(Saved data entries)

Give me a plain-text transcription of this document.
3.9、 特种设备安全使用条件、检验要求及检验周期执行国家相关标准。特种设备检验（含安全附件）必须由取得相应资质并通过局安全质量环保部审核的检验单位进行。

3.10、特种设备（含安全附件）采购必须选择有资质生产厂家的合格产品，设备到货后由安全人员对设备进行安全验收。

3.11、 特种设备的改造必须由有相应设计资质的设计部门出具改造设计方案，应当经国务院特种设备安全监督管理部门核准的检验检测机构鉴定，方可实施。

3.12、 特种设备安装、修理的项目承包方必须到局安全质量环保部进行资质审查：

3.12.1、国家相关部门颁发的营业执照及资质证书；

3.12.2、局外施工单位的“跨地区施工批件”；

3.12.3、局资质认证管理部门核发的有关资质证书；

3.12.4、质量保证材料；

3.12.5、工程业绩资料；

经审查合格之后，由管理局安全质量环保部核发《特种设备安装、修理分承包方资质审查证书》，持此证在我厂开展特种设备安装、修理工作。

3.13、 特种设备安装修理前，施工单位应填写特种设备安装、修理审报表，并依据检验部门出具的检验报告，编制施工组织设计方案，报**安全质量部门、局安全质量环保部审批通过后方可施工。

Your objective: Reproduce each record exactly, leaving nothing out.

Worked answer:
Give me a plain-text transcription of this document.
3.9、 特种设备安全使用条件、检验要求及检验周期执行国家相关标准。特种设备检验（含安全附件）必须由取得相应资质并通过局安全质量环保部审核的检验单位进行。

3.10、特种设备（含安全附件）采购必须选择有资质生产厂家的合格产品，设备到货后由安全人员对设备进行安全验收。

3.11、 特种设备的改造必须由有相应设计资质的设计部门出具改造设计方案，应当经国务院特种设备安全监督管理部门核准的检验检测机构鉴定，方可实施。

3.12、 特种设备安装、修理的项目承包方必须到局安全质量环保部进行资质审查：

3.12.1、国家相关部门颁发的营业执照及资质证书；

3.12.2、局外施工单位的“跨地区施工批件”；

3.12.3、局资质认证管理部门核发的有关资质证书；

3.12.4、质量保证材料；

3.12.5、工程业绩资料；

经审查合格之后，由管理局安全质量环保部核发《特种设备安装、修理分承包方资质审查证书》，持此证在我厂开展特种设备安装、修理工作。

3.13、 特种设备安装修理前，施工单位应填写特种设备安装、修理审报表，并依据检验部门出具的检验报告，编制施工组织设计方案，报**安全质量部门、局安全质量环保部审批通过后方可施工。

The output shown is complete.